◆ Task goal: In the records below, pick out all lines containing the word "color".

** START OF Stored records **

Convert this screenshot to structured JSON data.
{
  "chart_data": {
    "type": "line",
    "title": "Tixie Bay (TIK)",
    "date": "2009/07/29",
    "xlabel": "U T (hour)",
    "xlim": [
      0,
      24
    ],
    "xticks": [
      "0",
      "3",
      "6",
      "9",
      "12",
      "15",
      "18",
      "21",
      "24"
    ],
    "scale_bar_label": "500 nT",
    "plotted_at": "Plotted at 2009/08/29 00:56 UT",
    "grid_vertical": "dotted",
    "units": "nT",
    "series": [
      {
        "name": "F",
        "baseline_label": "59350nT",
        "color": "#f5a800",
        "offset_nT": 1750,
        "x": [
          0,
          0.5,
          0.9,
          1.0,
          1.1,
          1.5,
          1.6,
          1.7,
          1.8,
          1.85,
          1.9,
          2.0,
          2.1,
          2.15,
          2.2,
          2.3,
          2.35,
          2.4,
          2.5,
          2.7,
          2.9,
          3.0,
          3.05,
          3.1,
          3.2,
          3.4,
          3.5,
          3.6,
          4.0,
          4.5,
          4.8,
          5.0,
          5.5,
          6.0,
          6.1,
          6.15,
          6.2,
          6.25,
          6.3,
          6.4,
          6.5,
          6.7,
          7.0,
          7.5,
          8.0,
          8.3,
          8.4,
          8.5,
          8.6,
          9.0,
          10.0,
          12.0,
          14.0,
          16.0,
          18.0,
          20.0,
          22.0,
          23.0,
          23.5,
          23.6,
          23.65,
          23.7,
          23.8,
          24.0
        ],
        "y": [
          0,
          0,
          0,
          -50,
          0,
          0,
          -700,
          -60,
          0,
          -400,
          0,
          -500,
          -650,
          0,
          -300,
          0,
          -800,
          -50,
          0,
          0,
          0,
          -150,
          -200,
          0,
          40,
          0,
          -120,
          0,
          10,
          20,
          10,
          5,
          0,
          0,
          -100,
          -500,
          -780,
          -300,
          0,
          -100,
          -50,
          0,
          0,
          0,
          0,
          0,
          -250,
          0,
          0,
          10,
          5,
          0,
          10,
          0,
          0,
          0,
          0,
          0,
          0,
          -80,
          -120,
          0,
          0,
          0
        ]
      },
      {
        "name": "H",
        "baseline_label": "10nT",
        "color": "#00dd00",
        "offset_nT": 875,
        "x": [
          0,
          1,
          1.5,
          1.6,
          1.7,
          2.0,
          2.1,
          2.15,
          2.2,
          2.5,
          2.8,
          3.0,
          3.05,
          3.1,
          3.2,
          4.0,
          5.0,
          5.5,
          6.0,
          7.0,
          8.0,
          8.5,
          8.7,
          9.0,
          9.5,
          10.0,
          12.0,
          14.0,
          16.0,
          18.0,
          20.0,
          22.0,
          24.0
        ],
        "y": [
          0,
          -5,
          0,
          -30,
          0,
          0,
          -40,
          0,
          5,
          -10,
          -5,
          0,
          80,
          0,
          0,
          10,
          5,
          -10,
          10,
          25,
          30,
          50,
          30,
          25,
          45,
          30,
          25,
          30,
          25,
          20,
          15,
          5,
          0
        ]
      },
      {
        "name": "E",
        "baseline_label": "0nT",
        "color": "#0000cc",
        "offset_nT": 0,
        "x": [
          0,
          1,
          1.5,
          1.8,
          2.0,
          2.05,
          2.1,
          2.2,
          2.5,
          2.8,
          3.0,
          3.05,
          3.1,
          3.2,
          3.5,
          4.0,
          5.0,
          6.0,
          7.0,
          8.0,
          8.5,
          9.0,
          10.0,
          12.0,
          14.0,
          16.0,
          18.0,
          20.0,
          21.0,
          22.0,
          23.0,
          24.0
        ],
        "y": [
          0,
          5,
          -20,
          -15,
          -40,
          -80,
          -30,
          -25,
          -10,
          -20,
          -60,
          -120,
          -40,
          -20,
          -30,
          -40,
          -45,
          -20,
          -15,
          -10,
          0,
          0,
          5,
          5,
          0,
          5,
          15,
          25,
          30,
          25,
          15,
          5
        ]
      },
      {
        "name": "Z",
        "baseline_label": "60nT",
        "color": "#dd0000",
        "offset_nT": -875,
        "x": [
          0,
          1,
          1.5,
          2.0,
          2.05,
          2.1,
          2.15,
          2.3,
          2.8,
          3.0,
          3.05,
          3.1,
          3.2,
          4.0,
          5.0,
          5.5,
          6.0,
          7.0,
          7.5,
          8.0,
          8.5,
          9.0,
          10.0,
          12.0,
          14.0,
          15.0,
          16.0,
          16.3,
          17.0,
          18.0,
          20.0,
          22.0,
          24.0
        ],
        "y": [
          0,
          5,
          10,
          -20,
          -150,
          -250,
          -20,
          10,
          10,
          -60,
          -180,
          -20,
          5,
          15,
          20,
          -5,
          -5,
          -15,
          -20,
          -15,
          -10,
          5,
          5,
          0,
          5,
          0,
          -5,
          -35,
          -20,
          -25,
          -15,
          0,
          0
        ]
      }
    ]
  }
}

** END OF Stored records **

◆ Output below:
        "color": "#f5a800",
        "color": "#00dd00",
        "color": "#0000cc",
        "color": "#dd0000",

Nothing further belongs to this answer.